──────── Extracted information ────────
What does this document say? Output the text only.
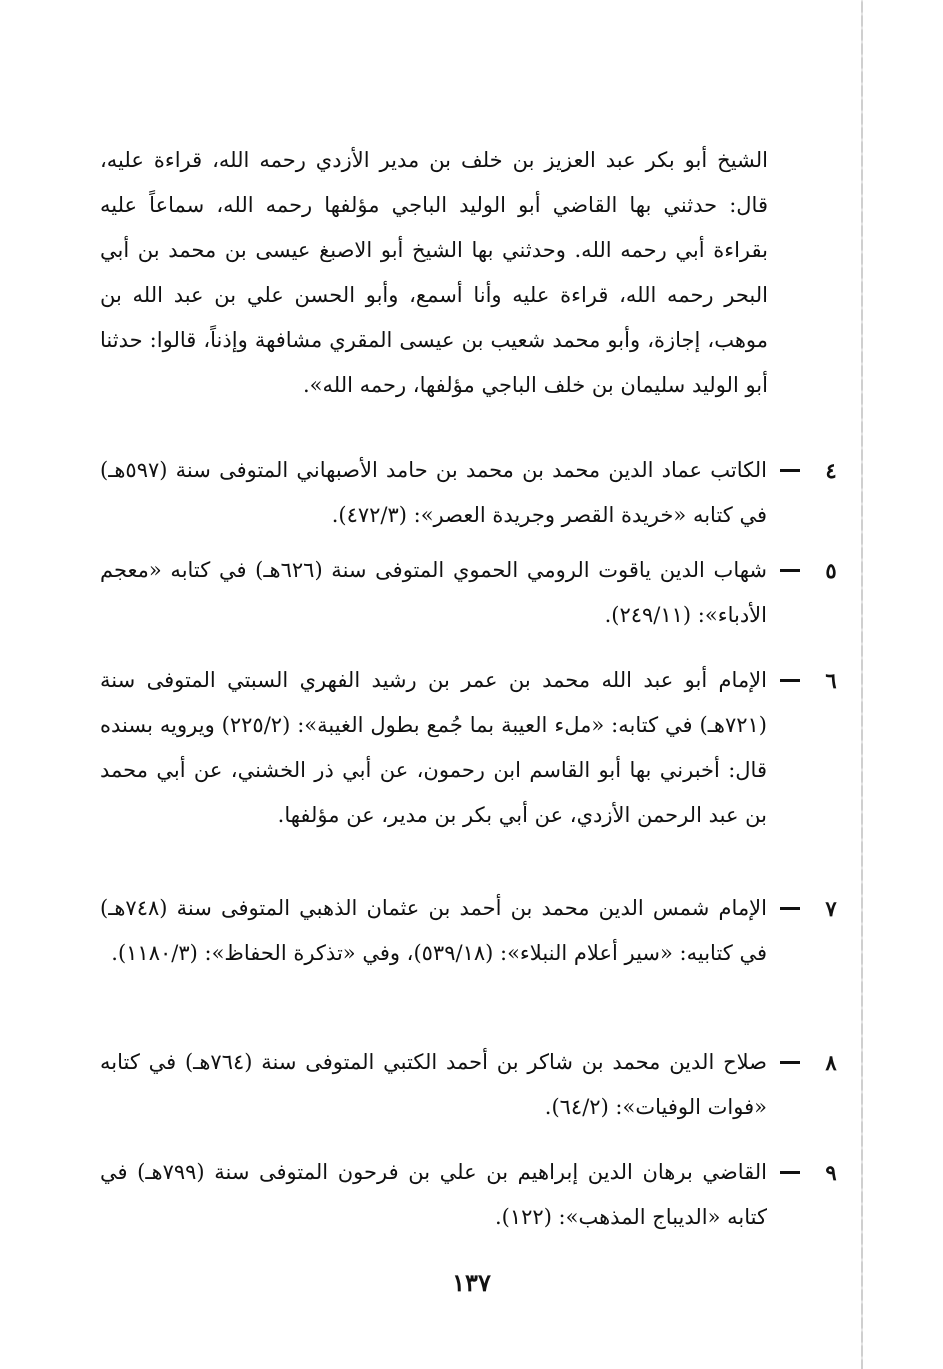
الشيخ أبو بكر عبد العزيز بن خلف بن مدير الأزدي رحمه الله، قراءة عليه، قال: حدثني بها القاضي أبو الوليد الباجي مؤلفها رحمه الله، سماعاً عليه بقراءة أبي رحمه الله. وحدثني بها الشيخ أبو الاصبغ عيسى بن محمد بن أبي البحر رحمه الله، قراءة عليه وأنا أسمع، وأبو الحسن علي بن عبد الله بن موهب، إجازة، وأبو محمد شعيب بن عيسى المقري مشافهة وإذناً، قالوا: حدثنا أبو الوليد سليمان بن خلف الباجي مؤلفها، رحمه الله».

٤
الكاتب عماد الدين محمد بن محمد بن حامد الأصبهاني المتوفى سنة (٥٩٧هـ) في كتابه «خريدة القصر وجريدة العصر»: (٤٧٢/٣).
٥
شهاب الدين ياقوت الرومي الحموي المتوفى سنة (٦٢٦هـ) في كتابه «معجم الأدباء»: (٢٤٩/١١).
٦
الإمام أبو عبد الله محمد بن عمر بن رشيد الفهري السبتي المتوفى سنة (٧٢١هـ) في كتابه: «ملء العيبة بما جُمع بطول الغيبة»: (٢٢٥/٢) ويرويه بسنده قال: أخبرني بها أبو القاسم ابن رحمون، عن أبي ذر الخشني، عن أبي محمد بن عبد الرحمن الأزدي، عن أبي بكر بن مدير، عن مؤلفها.
٧
الإمام شمس الدين محمد بن أحمد بن عثمان الذهبي المتوفى سنة (٧٤٨هـ) في كتابيه: «سير أعلام النبلاء»: (٥٣٩/١٨)، وفي «تذكرة الحفاظ»: (١١٨٠/٣).
٨
صلاح الدين محمد بن شاكر بن أحمد الكتبي المتوفى سنة (٧٦٤هـ) في كتابه «فوات الوفيات»: (٦٤/٢).
٩
القاضي برهان الدين إبراهيم بن علي بن فرحون المتوفى سنة (٧٩٩هـ) في كتابه «الديباج المذهب»: (١٢٢).
١٣٧
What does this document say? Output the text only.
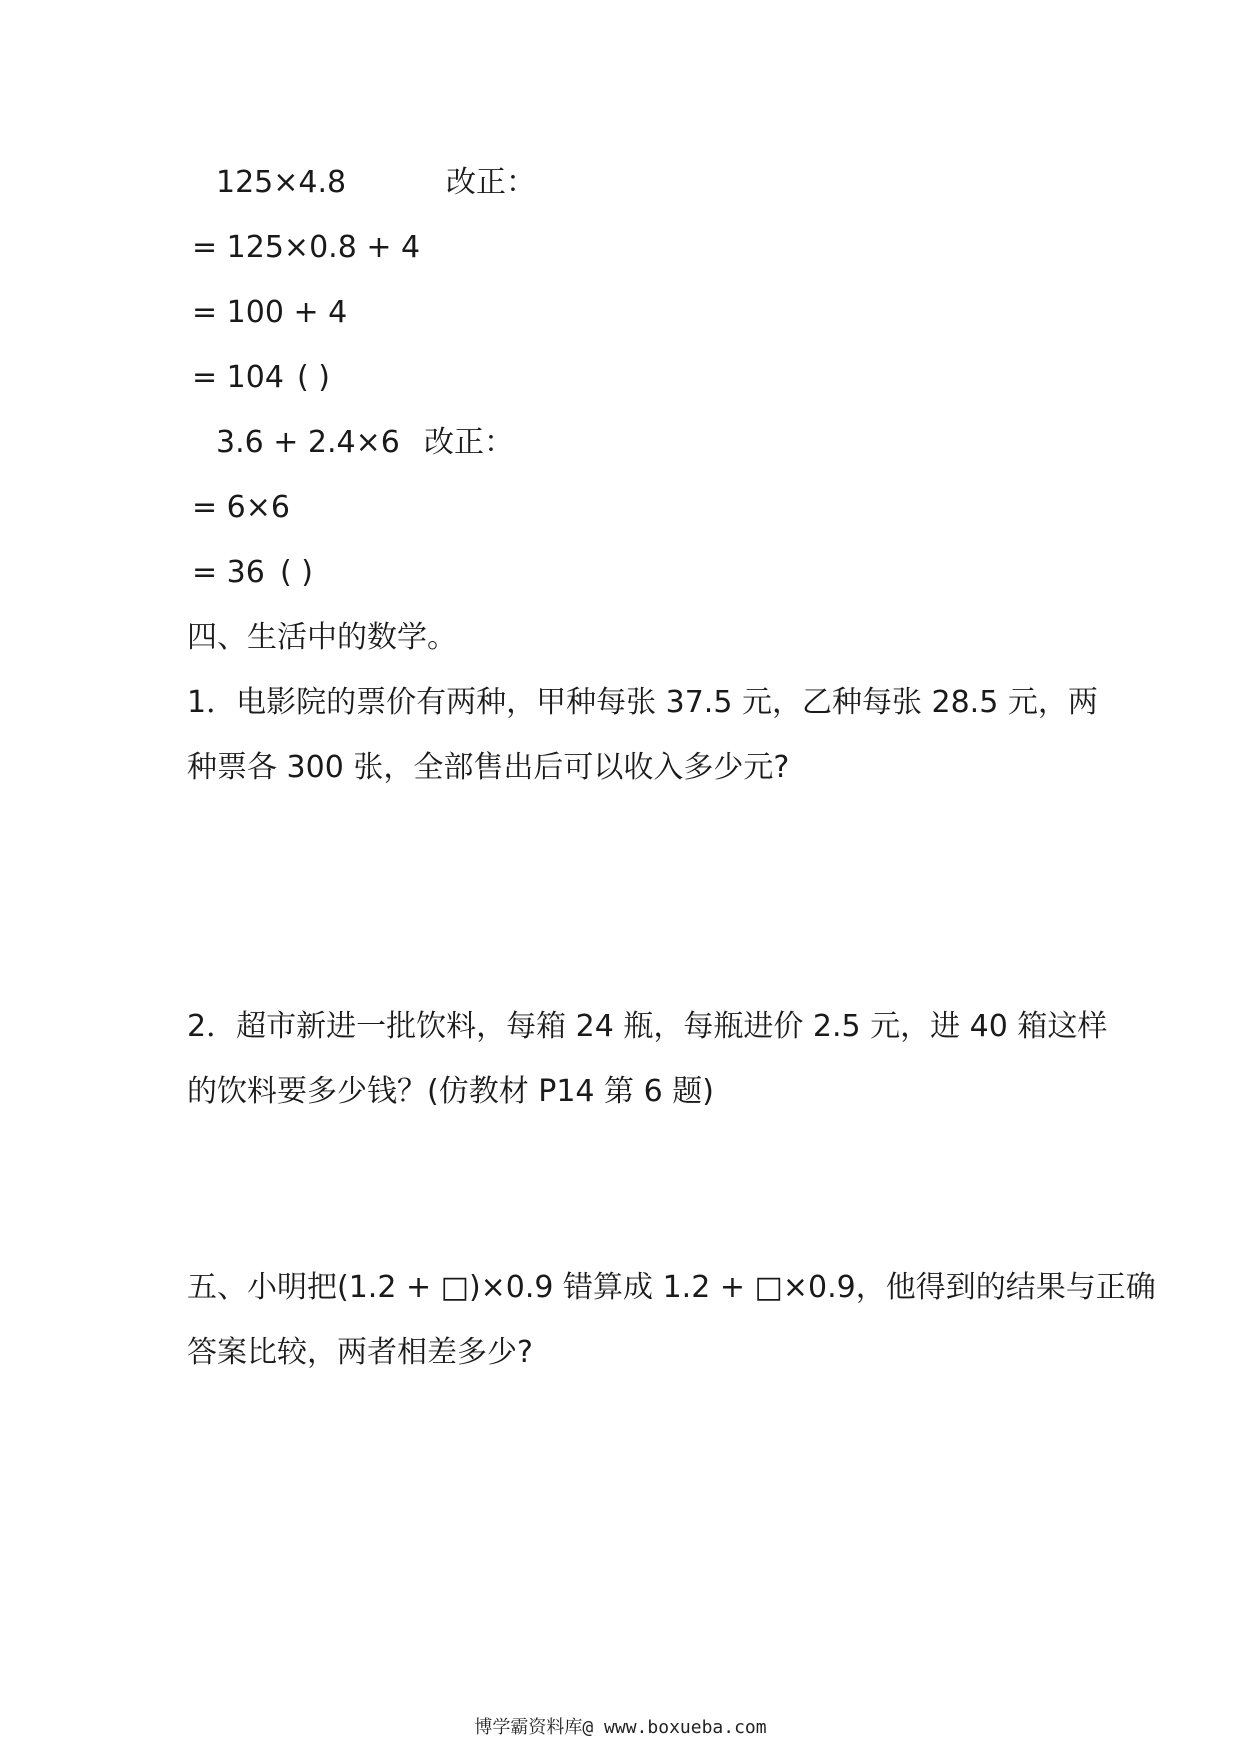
125×4.8	改正：
= 125×0.8 + 4
= 100 + 4
= 104 ( )
3.6 + 2.4×6 改正：
= 6×6
= 36 ( )
四、生活中的数学。
1．电影院的票价有两种，甲种每张 37.5 元，乙种每张 28.5 元，两
种票各 300 张，全部售出后可以收入多少元?
2．超市新进一批饮料，每箱 24 瓶，每瓶进价 2.5 元，进 40 箱这样
的饮料要多少钱？(仿教材 P14 第 6 题)
五、小明把(1.2 + □)×0.9 错算成 1.2 + □×0.9，他得到的结果与正确
答案比较，两者相差多少?
博学霸资料库@ www.boxueba.com
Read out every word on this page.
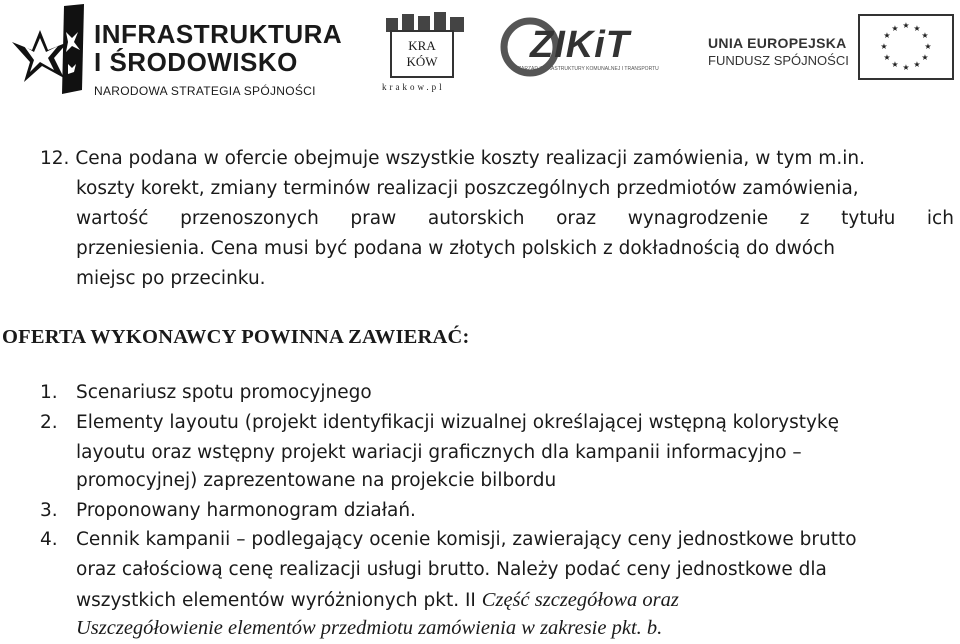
INFRASTRUKTURA
I ŚRODOWISKO
NARODOWA STRATEGIA SPÓJNOŚCI
KRA
KÓW
krakow.pl
ZIKiT
ZARZĄD INFRASTRUKTURY KOMUNALNEJ I TRANSPORTU
UNIA EUROPEJSKA
FUNDUSZ SPÓJNOŚCI
★ ★
★
★
★
★
★
★
★
★
★
★
12. Cena podana w ofercie obejmuje wszystkie koszty realizacji zamówienia, w tym m.in.
koszty korekt, zmiany terminów realizacji poszczególnych przedmiotów zamówienia,
wartość przenoszonych praw autorskich oraz wynagrodzenie z tytułu ich
przeniesienia. Cena musi być podana w złotych polskich z dokładnością do dwóch
miejsc po przecinku.
OFERTA WYKONAWCY POWINNA ZAWIERAĆ:
1. Scenariusz spotu promocyjnego
2. Elementy layoutu (projekt identyfikacji wizualnej określającej wstępną kolorystykę
layoutu oraz wstępny projekt wariacji graficznych dla kampanii informacyjno –
promocyjnej) zaprezentowane na projekcie bilbordu
3. Proponowany harmonogram działań.
4. Cennik kampanii – podlegający ocenie komisji, zawierający ceny jednostkowe brutto
oraz całościową cenę realizacji usługi brutto. Należy podać ceny jednostkowe dla
wszystkich elementów wyróżnionych pkt. II Część szczegółowa oraz
Uszczegółowienie elementów przedmiotu zamówienia w zakresie pkt. b.
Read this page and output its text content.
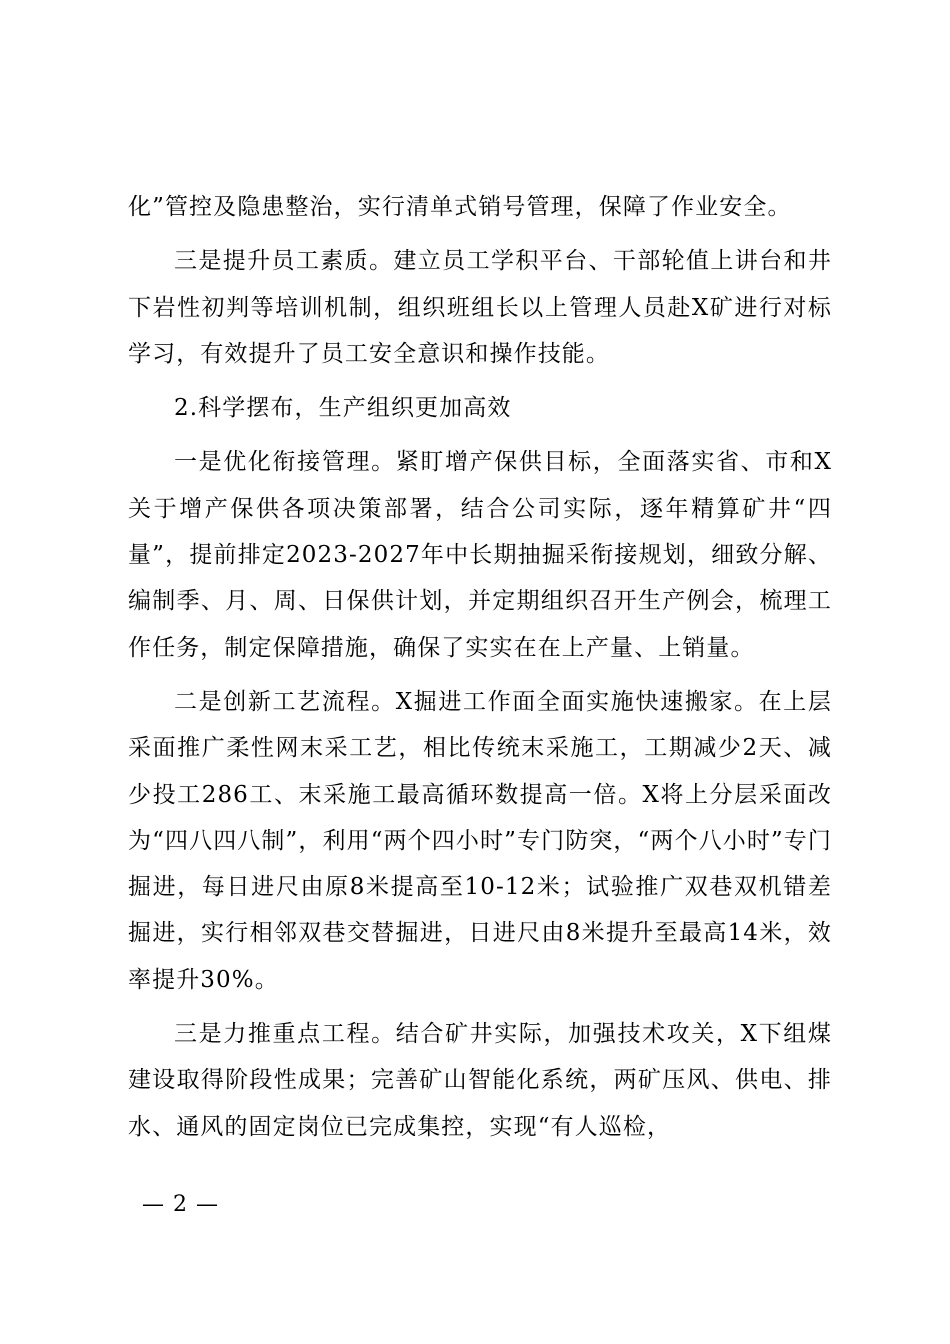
化”管控及隐患整治，实行清单式销号管理，保障了作业安全。

三是提升员工素质。建立员工学积平台、干部轮值上讲台和井下岩性初判等培训机制，组织班组长以上管理人员赴X矿进行对标学习，有效提升了员工安全意识和操作技能。

2.科学摆布，生产组织更加高效

一是优化衔接管理。紧盯增产保供目标，全面落实省、市和X关于增产保供各项决策部署，结合公司实际，逐年精算矿井“四量”，提前排定2023-2027年中长期抽掘采衔接规划，细致分解、编制季、月、周、日保供计划，并定期组织召开生产例会，梳理工作任务，制定保障措施，确保了实实在在上产量、上销量。

二是创新工艺流程。X掘进工作面全面实施快速搬家。在上层采面推广柔性网末采工艺，相比传统末采施工，工期减少2天、减少投工286工、末采施工最高循环数提高一倍。X将上分层采面改为“四八四八制”，利用“两个四小时”专门防突，“两个八小时”专门掘进，每日进尺由原8米提高至10-12米；试验推广双巷双机错差掘进，实行相邻双巷交替掘进，日进尺由8米提升至最高14米，效率提升30%。

三是力推重点工程。结合矿井实际，加强技术攻关，X下组煤建设取得阶段性成果；完善矿山智能化系统，两矿压风、供电、排水、通风的固定岗位已完成集控，实现“有人巡检，

— 2 —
────────
Problem to solve — Extract every line of the data exactly; pictures stay out.

Expected answer —
What does this document say? Output the text only.
الشيخ أبو بكر عبد العزيز بن خلف بن مدير الأزدي رحمه الله، قراءة عليه، قال: حدثني بها القاضي أبو الوليد الباجي مؤلفها رحمه الله، سماعاً عليه بقراءة أبي رحمه الله. وحدثني بها الشيخ أبو الاصبغ عيسى بن محمد بن أبي البحر رحمه الله، قراءة عليه وأنا أسمع، وأبو الحسن علي بن عبد الله بن موهب، إجازة، وأبو محمد شعيب بن عيسى المقري مشافهة وإذناً، قالوا: حدثنا أبو الوليد سليمان بن خلف الباجي مؤلفها، رحمه الله».

٤
الكاتب عماد الدين محمد بن محمد بن حامد الأصبهاني المتوفى سنة (٥٩٧هـ) في كتابه «خريدة القصر وجريدة العصر»: (٤٧٢/٣).
٥
شهاب الدين ياقوت الرومي الحموي المتوفى سنة (٦٢٦هـ) في كتابه «معجم الأدباء»: (٢٤٩/١١).
٦
الإمام أبو عبد الله محمد بن عمر بن رشيد الفهري السبتي المتوفى سنة (٧٢١هـ) في كتابه: «ملء العيبة بما جُمع بطول الغيبة»: (٢٢٥/٢) ويرويه بسنده قال: أخبرني بها أبو القاسم ابن رحمون، عن أبي ذر الخشني، عن أبي محمد بن عبد الرحمن الأزدي، عن أبي بكر بن مدير، عن مؤلفها.
٧
الإمام شمس الدين محمد بن أحمد بن عثمان الذهبي المتوفى سنة (٧٤٨هـ) في كتابيه: «سير أعلام النبلاء»: (٥٣٩/١٨)، وفي «تذكرة الحفاظ»: (١١٨٠/٣).
٨
صلاح الدين محمد بن شاكر بن أحمد الكتبي المتوفى سنة (٧٦٤هـ) في كتابه «فوات الوفيات»: (٦٤/٢).
٩
القاضي برهان الدين إبراهيم بن علي بن فرحون المتوفى سنة (٧٩٩هـ) في كتابه «الديباج المذهب»: (١٢٢).
١٣٧
What does this document say? Output the text only.
125×4.8	改正：
= 125×0.8 + 4
= 100 + 4
= 104 ( )
3.6 + 2.4×6 改正：
= 6×6
= 36 ( )
四、生活中的数学。
1．电影院的票价有两种，甲种每张 37.5 元，乙种每张 28.5 元，两
种票各 300 张，全部售出后可以收入多少元?
2．超市新进一批饮料，每箱 24 瓶，每瓶进价 2.5 元，进 40 箱这样
的饮料要多少钱？(仿教材 P14 第 6 题)
五、小明把(1.2 + □)×0.9 错算成 1.2 + □×0.9，他得到的结果与正确
答案比较，两者相差多少?
博学霸资料库@ www.boxueba.com
Read out every word on this page.
INFRASTRUKTURA
I ŚRODOWISKO
NARODOWA STRATEGIA SPÓJNOŚCI
KRA
KÓW
krakow.pl
ZIKiT
ZARZĄD INFRASTRUKTURY KOMUNALNEJ I TRANSPORTU
UNIA EUROPEJSKA
FUNDUSZ SPÓJNOŚCI
★ ★
★
★
★
★
★
★
★
★
★
★
12. Cena podana w ofercie obejmuje wszystkie koszty realizacji zamówienia, w tym m.in.
koszty korekt, zmiany terminów realizacji poszczególnych przedmiotów zamówienia,
wartość przenoszonych praw autorskich oraz wynagrodzenie z tytułu ich
przeniesienia. Cena musi być podana w złotych polskich z dokładnością do dwóch
miejsc po przecinku.
OFERTA WYKONAWCY POWINNA ZAWIERAĆ:
1. Scenariusz spotu promocyjnego
2. Elementy layoutu (projekt identyfikacji wizualnej określającej wstępną kolorystykę
layoutu oraz wstępny projekt wariacji graficznych dla kampanii informacyjno –
promocyjnej) zaprezentowane na projekcie bilbordu
3. Proponowany harmonogram działań.
4. Cennik kampanii – podlegający ocenie komisji, zawierający ceny jednostkowe brutto
oraz całościową cenę realizacji usługi brutto. Należy podać ceny jednostkowe dla
wszystkich elementów wyróżnionych pkt. II Część szczegółowa oraz
Uszczegółowienie elementów przedmiotu zamówienia w zakresie pkt. b.
Read this page and output its text content.
化”管控及隐患整治，实行清单式销号管理，保障了作业安全。

三是提升员工素质。建立员工学积平台、干部轮值上讲台和井下岩性初判等培训机制，组织班组长以上管理人员赴X矿进行对标学习，有效提升了员工安全意识和操作技能。

2.科学摆布，生产组织更加高效

一是优化衔接管理。紧盯增产保供目标，全面落实省、市和X关于增产保供各项决策部署，结合公司实际，逐年精算矿井“四量”，提前排定2023-2027年中长期抽掘采衔接规划，细致分解、编制季、月、周、日保供计划，并定期组织召开生产例会，梳理工作任务，制定保障措施，确保了实实在在上产量、上销量。

二是创新工艺流程。X掘进工作面全面实施快速搬家。在上层采面推广柔性网末采工艺，相比传统末采施工，工期减少2天、减少投工286工、末采施工最高循环数提高一倍。X将上分层采面改为“四八四八制”，利用“两个四小时”专门防突，“两个八小时”专门掘进，每日进尺由原8米提高至10-12米；试验推广双巷双机错差掘进，实行相邻双巷交替掘进，日进尺由8米提升至最高14米，效率提升30%。

三是力推重点工程。结合矿井实际，加强技术攻关，X下组煤建设取得阶段性成果；完善矿山智能化系统，两矿压风、供电、排水、通风的固定岗位已完成集控，实现“有人巡检，

— 2 —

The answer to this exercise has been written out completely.